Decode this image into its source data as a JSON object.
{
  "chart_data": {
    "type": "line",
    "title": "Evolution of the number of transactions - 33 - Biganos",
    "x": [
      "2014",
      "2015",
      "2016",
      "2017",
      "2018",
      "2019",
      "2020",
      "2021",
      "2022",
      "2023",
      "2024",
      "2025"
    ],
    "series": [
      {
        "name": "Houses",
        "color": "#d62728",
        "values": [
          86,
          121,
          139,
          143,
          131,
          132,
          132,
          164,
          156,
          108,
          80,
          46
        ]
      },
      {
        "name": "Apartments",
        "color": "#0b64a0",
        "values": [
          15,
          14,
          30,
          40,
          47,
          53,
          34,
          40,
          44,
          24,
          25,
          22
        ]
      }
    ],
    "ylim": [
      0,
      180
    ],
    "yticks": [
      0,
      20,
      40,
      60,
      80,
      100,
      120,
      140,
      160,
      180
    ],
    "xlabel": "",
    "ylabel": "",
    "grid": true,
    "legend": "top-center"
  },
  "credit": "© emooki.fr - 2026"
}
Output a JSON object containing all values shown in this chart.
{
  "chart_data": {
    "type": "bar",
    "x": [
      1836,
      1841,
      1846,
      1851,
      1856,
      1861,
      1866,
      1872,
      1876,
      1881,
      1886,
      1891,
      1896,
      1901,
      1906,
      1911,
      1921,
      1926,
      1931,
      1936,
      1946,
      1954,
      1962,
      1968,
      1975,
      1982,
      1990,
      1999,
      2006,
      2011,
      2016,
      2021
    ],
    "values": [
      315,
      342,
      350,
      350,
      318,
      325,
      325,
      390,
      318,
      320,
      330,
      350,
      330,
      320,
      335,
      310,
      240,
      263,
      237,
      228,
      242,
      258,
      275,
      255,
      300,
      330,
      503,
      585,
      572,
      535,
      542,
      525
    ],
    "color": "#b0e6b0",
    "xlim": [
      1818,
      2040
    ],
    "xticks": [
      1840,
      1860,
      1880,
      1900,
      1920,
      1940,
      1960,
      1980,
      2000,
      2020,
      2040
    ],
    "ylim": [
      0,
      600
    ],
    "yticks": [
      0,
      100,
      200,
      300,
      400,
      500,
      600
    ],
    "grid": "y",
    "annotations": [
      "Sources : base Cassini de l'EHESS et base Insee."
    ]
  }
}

Given request: Find the string "object" in the listing and return every line that holds it.

Solution below:
Decode this image into its source data as a JSON object.
Output a JSON object containing all values shown in this chart.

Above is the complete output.